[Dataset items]
## begin
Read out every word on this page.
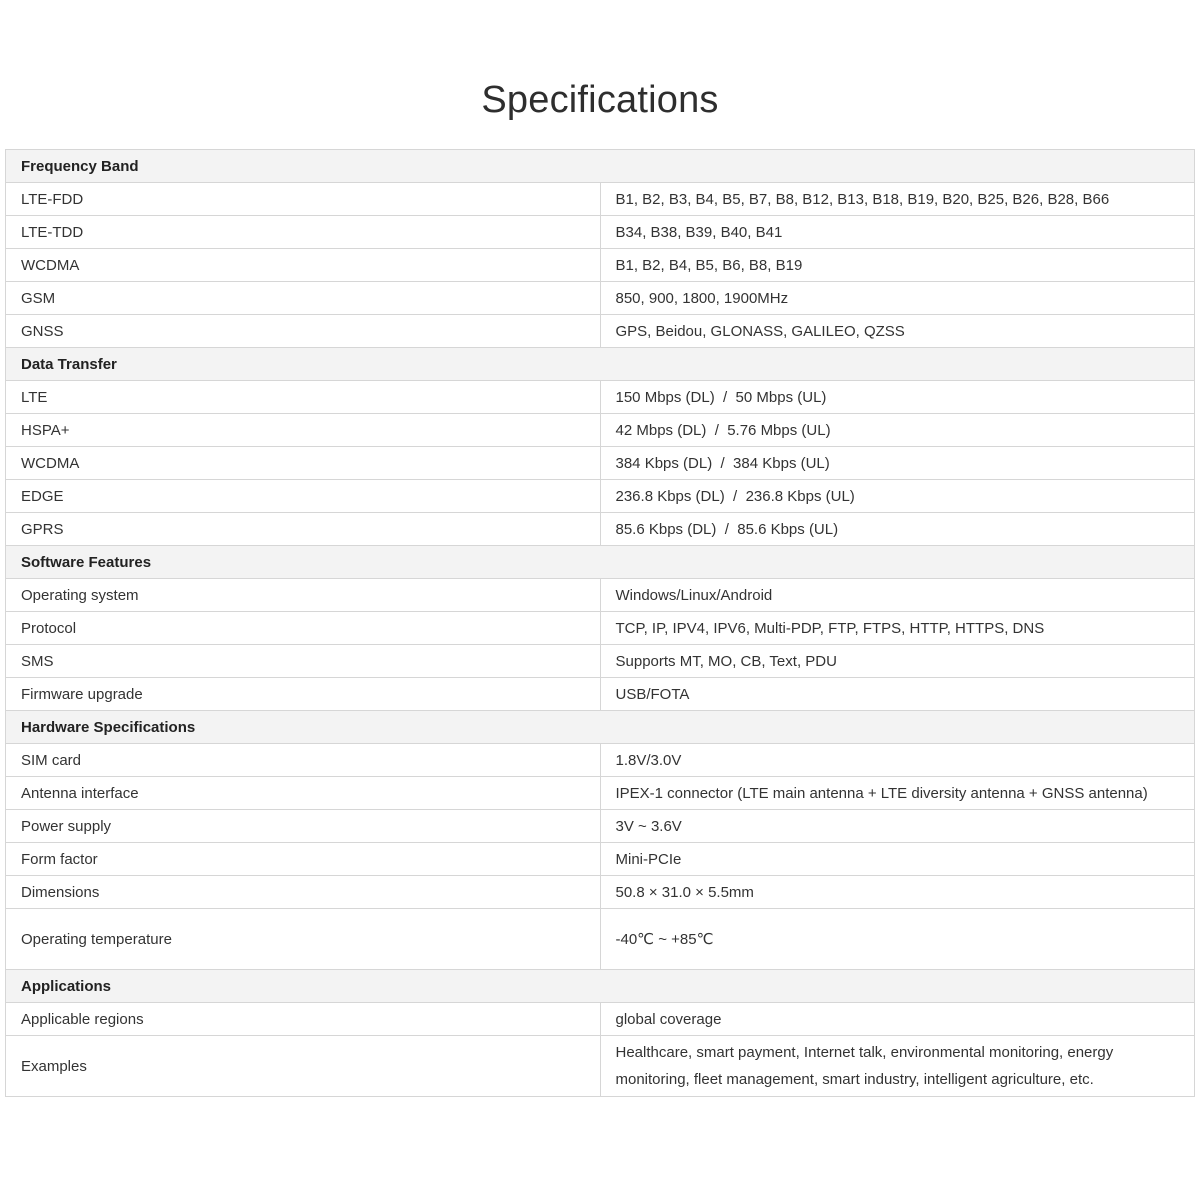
Specifications
Frequency Band	
LTE-FDD	B1, B2, B3, B4, B5, B7, B8, B12, B13, B18, B19, B20, B25, B26, B28, B66
LTE-TDD	B34, B38, B39, B40, B41
WCDMA	B1, B2, B4, B5, B6, B8, B19
GSM	850, 900, 1800, 1900MHz
GNSS	GPS, Beidou, GLONASS, GALILEO, QZSS
Data Transfer	
LTE	150 Mbps (DL)  /  50 Mbps (UL)
HSPA+	42 Mbps (DL)  /  5.76 Mbps (UL)
WCDMA	384 Kbps (DL)  /  384 Kbps (UL)
EDGE	236.8 Kbps (DL)  /  236.8 Kbps (UL)
GPRS	85.6 Kbps (DL)  /  85.6 Kbps (UL)
Software Features	
Operating system	Windows/Linux/Android
Protocol	TCP, IP, IPV4, IPV6, Multi-PDP, FTP, FTPS, HTTP, HTTPS, DNS
SMS	Supports MT, MO, CB, Text, PDU
Firmware upgrade	USB/FOTA
Hardware Specifications	
SIM card	1.8V/3.0V
Antenna interface	IPEX-1 connector (LTE main antenna + LTE diversity antenna + GNSS antenna)
Power supply	3V ~ 3.6V
Form factor	Mini-PCIe
Dimensions	50.8 × 31.0 × 5.5mm
Operating temperature	-40℃ ~ +85℃
Applications	
Applicable regions	global coverage
Examples	Healthcare, smart payment, Internet talk, environmental monitoring, energy monitoring, fleet management, smart industry, intelligent agriculture, etc.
## end
- INSTRUCTIONS FOR THE TASK
In the records above, find each line that holds the word "Mbps"; copy all such lines.

- COMPLETED TASK
LTE	150 Mbps (DL)  /  50 Mbps (UL)
HSPA+	42 Mbps (DL)  /  5.76 Mbps (UL)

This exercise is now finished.